EXERCISE PROMPT: All entries below need to be written out exactly, but without their pictures.

GIVEN RECORDS:
BEGIN
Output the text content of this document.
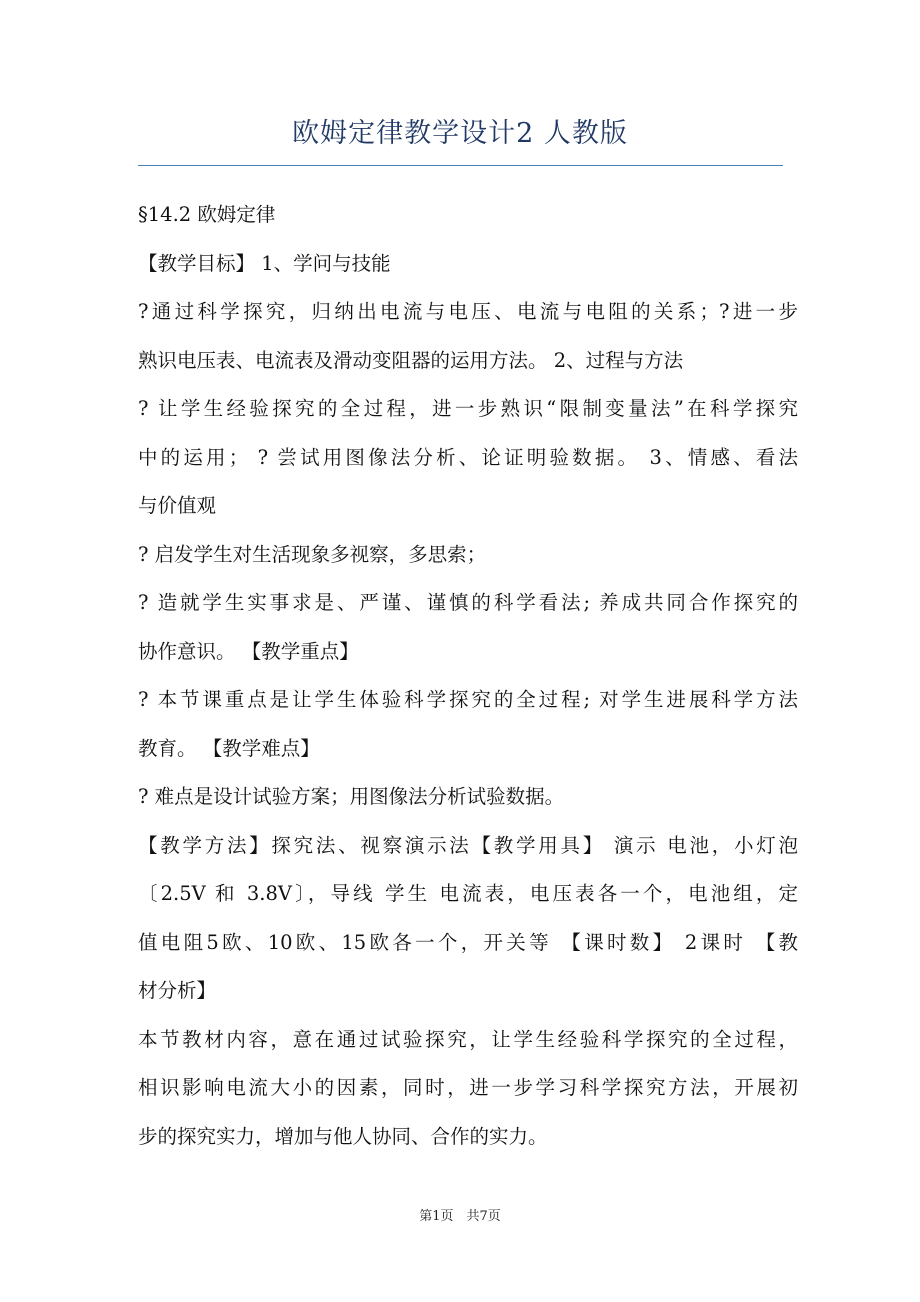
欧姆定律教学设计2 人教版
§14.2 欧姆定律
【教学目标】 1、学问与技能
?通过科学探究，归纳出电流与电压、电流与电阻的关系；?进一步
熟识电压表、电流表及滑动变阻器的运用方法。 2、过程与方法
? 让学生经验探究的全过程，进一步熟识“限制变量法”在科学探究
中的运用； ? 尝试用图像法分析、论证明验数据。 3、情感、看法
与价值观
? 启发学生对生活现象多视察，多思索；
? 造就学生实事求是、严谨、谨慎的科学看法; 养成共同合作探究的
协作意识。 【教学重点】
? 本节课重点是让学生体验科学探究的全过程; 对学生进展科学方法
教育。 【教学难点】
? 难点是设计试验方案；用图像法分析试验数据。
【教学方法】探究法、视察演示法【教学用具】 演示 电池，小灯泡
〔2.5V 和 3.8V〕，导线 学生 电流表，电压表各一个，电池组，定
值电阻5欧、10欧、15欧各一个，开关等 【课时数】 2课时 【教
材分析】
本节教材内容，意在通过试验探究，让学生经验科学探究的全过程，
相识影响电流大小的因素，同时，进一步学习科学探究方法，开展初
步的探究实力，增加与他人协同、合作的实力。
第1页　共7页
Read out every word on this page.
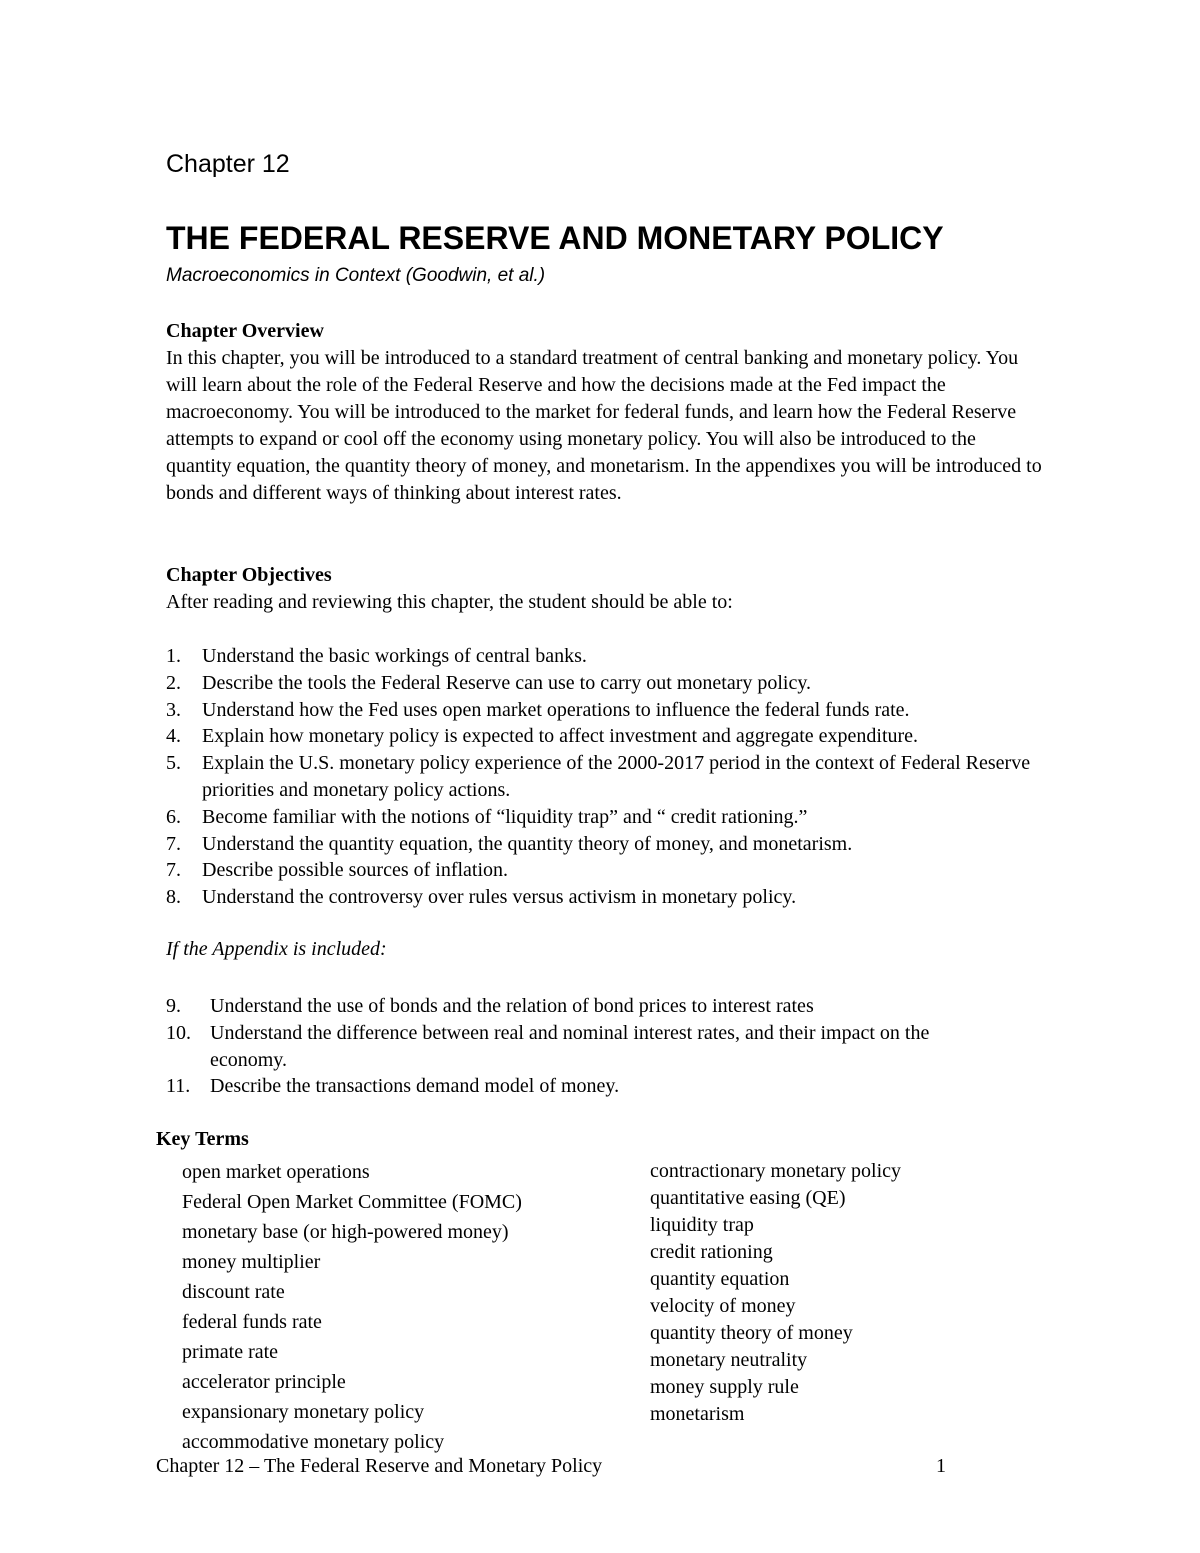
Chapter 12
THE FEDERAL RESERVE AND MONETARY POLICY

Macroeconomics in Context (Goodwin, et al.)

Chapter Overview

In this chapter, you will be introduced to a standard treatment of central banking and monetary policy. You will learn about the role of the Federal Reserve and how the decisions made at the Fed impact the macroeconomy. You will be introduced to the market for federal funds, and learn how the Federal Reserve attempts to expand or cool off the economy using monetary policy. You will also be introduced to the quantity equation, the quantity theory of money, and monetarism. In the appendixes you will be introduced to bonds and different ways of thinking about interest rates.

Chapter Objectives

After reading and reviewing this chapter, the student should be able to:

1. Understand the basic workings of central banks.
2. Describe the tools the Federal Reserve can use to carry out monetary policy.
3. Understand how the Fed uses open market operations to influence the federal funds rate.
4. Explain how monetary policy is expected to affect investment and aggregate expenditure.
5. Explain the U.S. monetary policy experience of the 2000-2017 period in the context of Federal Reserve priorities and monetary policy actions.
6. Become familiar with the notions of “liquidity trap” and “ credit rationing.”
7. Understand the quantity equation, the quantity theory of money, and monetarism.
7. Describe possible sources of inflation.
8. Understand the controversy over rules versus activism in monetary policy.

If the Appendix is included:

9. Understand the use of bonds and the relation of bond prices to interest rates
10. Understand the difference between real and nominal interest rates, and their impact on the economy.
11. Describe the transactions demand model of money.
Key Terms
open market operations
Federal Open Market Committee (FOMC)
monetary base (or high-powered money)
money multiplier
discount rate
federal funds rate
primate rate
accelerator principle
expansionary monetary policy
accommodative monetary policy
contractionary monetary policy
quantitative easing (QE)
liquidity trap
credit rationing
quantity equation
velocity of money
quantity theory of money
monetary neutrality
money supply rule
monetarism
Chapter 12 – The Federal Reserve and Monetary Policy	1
END
EXERCISE RESULT:
Output the text content of this document.
欧姆定律教学设计2 人教版
§14.2 欧姆定律
【教学目标】 1、学问与技能
?通过科学探究，归纳出电流与电压、电流与电阻的关系；?进一步
熟识电压表、电流表及滑动变阻器的运用方法。 2、过程与方法
? 让学生经验探究的全过程，进一步熟识“限制变量法”在科学探究
中的运用； ? 尝试用图像法分析、论证明验数据。 3、情感、看法
与价值观
? 启发学生对生活现象多视察，多思索；
? 造就学生实事求是、严谨、谨慎的科学看法; 养成共同合作探究的
协作意识。 【教学重点】
? 本节课重点是让学生体验科学探究的全过程; 对学生进展科学方法
教育。 【教学难点】
? 难点是设计试验方案；用图像法分析试验数据。
【教学方法】探究法、视察演示法【教学用具】 演示 电池，小灯泡
〔2.5V 和 3.8V〕，导线 学生 电流表，电压表各一个，电池组，定
值电阻5欧、10欧、15欧各一个，开关等 【课时数】 2课时 【教
材分析】
本节教材内容，意在通过试验探究，让学生经验科学探究的全过程，
相识影响电流大小的因素，同时，进一步学习科学探究方法，开展初
步的探究实力，增加与他人协同、合作的实力。
第1页　共7页
Read out every word on this page.
Chapter 12
THE FEDERAL RESERVE AND MONETARY POLICY

Macroeconomics in Context (Goodwin, et al.)

Chapter Overview

In this chapter, you will be introduced to a standard treatment of central banking and monetary policy. You will learn about the role of the Federal Reserve and how the decisions made at the Fed impact the macroeconomy. You will be introduced to the market for federal funds, and learn how the Federal Reserve attempts to expand or cool off the economy using monetary policy. You will also be introduced to the quantity equation, the quantity theory of money, and monetarism. In the appendixes you will be introduced to bonds and different ways of thinking about interest rates.

Chapter Objectives

After reading and reviewing this chapter, the student should be able to:

1. Understand the basic workings of central banks.
2. Describe the tools the Federal Reserve can use to carry out monetary policy.
3. Understand how the Fed uses open market operations to influence the federal funds rate.
4. Explain how monetary policy is expected to affect investment and aggregate expenditure.
5. Explain the U.S. monetary policy experience of the 2000-2017 period in the context of Federal Reserve priorities and monetary policy actions.
6. Become familiar with the notions of “liquidity trap” and “ credit rationing.”
7. Understand the quantity equation, the quantity theory of money, and monetarism.
7. Describe possible sources of inflation.
8. Understand the controversy over rules versus activism in monetary policy.

If the Appendix is included:

9. Understand the use of bonds and the relation of bond prices to interest rates
10. Understand the difference between real and nominal interest rates, and their impact on the economy.
11. Describe the transactions demand model of money.
Key Terms
open market operations
Federal Open Market Committee (FOMC)
monetary base (or high-powered money)
money multiplier
discount rate
federal funds rate
primate rate
accelerator principle
expansionary monetary policy
accommodative monetary policy
contractionary monetary policy
quantitative easing (QE)
liquidity trap
credit rationing
quantity equation
velocity of money
quantity theory of money
monetary neutrality
money supply rule
monetarism
Chapter 12 – The Federal Reserve and Monetary Policy	1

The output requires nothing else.